Stated exercise:
Set down each line of the data below exactly as it stands, dropping the pictures.

───── Record excerpts ─────

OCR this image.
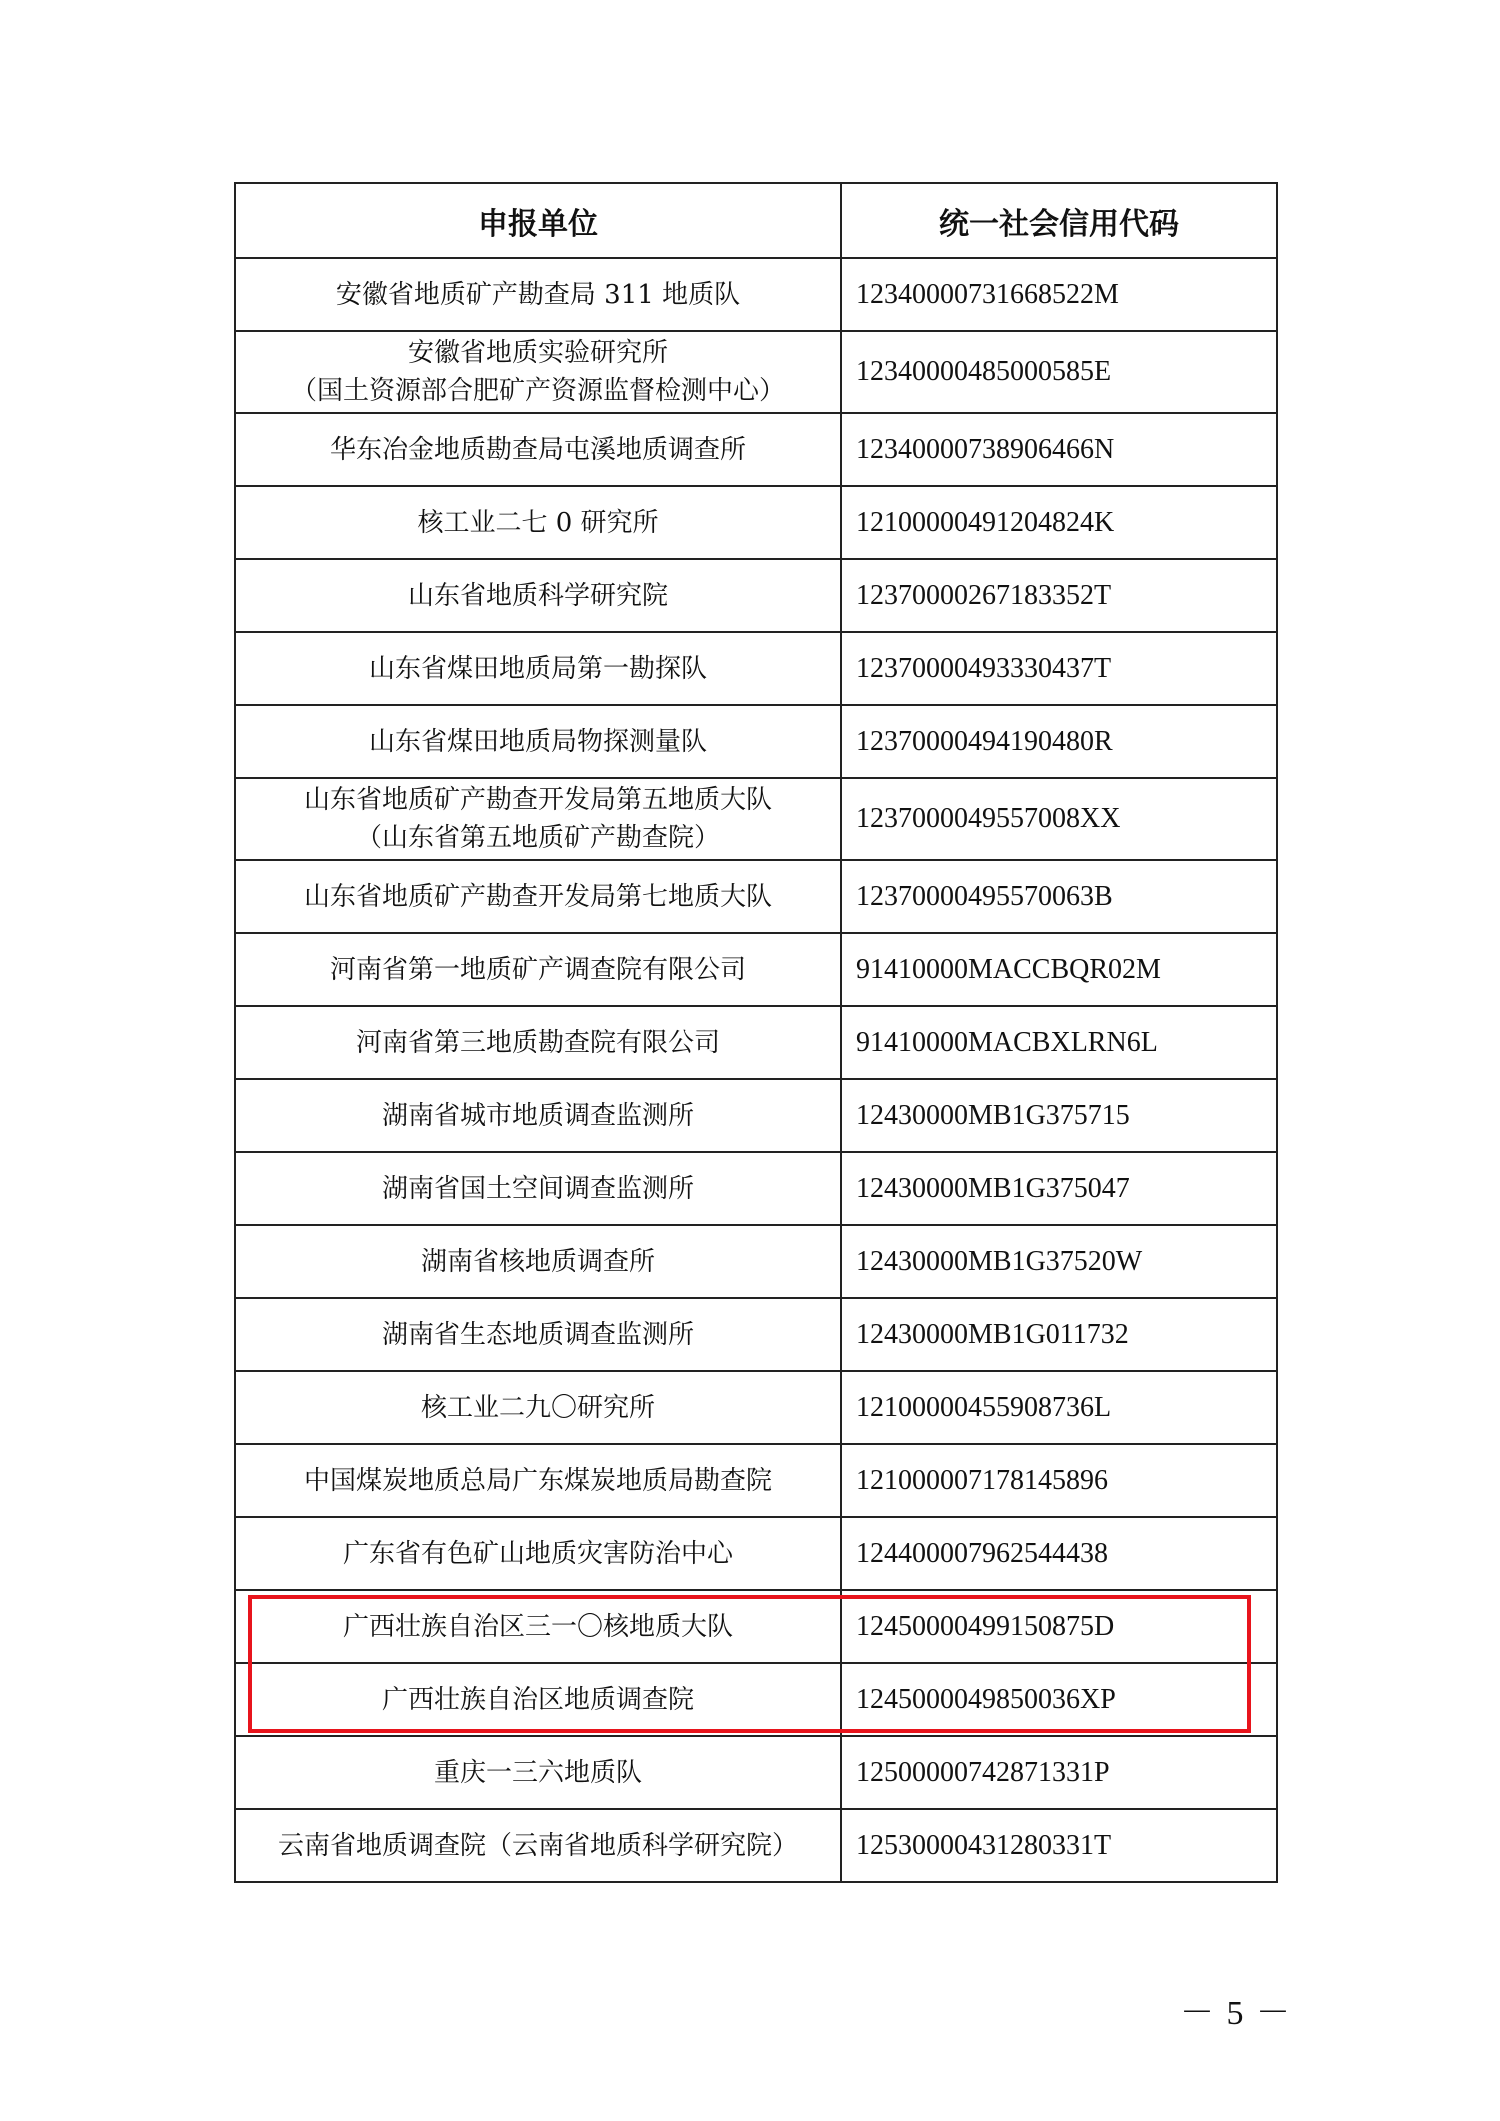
申报单位	统一社会信用代码

安徽省地质矿产勘查局 311 地质队	12340000731668522M

安徽省地质实验研究所
（国土资源部合肥矿产资源监督检测中心）	12340000485000585E

华东冶金地质勘查局屯溪地质调查所	12340000738906466N

核工业二七 0 研究所	12100000491204824K

山东省地质科学研究院	12370000267183352T

山东省煤田地质局第一勘探队	12370000493330437T

山东省煤田地质局物探测量队	12370000494190480R

山东省地质矿产勘查开发局第五地质大队
（山东省第五地质矿产勘查院）	1237000049557008XX

山东省地质矿产勘查开发局第七地质大队	12370000495570063B

河南省第一地质矿产调查院有限公司	91410000MACCBQR02M

河南省第三地质勘查院有限公司	91410000MACBXLRN6L

湖南省城市地质调查监测所	12430000MB1G375715

湖南省国土空间调查监测所	12430000MB1G375047

湖南省核地质调查所	12430000MB1G37520W

湖南省生态地质调查监测所	12430000MB1G011732

核工业二九〇研究所	12100000455908736L

中国煤炭地质总局广东煤炭地质局勘查院	121000007178145896

广东省有色矿山地质灾害防治中心	124400007962544438

广西壮族自治区三一〇核地质大队	12450000499150875D

广西壮族自治区地质调查院	1245000049850036XP

重庆一三六地质队	12500000742871331P

云南省地质调查院（云南省地质科学研究院）	12530000431280331T
－ 5 －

─────

Exercise response:
OCR this image.
申报单位	统一社会信用代码

安徽省地质矿产勘查局 311 地质队	12340000731668522M

安徽省地质实验研究所
（国土资源部合肥矿产资源监督检测中心）	12340000485000585E

华东冶金地质勘查局屯溪地质调查所	12340000738906466N

核工业二七 0 研究所	12100000491204824K

山东省地质科学研究院	12370000267183352T

山东省煤田地质局第一勘探队	12370000493330437T

山东省煤田地质局物探测量队	12370000494190480R

山东省地质矿产勘查开发局第五地质大队
（山东省第五地质矿产勘查院）	1237000049557008XX

山东省地质矿产勘查开发局第七地质大队	12370000495570063B

河南省第一地质矿产调查院有限公司	91410000MACCBQR02M

河南省第三地质勘查院有限公司	91410000MACBXLRN6L

湖南省城市地质调查监测所	12430000MB1G375715

湖南省国土空间调查监测所	12430000MB1G375047

湖南省核地质调查所	12430000MB1G37520W

湖南省生态地质调查监测所	12430000MB1G011732

核工业二九〇研究所	12100000455908736L

中国煤炭地质总局广东煤炭地质局勘查院	121000007178145896

广东省有色矿山地质灾害防治中心	124400007962544438

广西壮族自治区三一〇核地质大队	12450000499150875D

广西壮族自治区地质调查院	1245000049850036XP

重庆一三六地质队	12500000742871331P

云南省地质调查院（云南省地质科学研究院）	12530000431280331T
－ 5 －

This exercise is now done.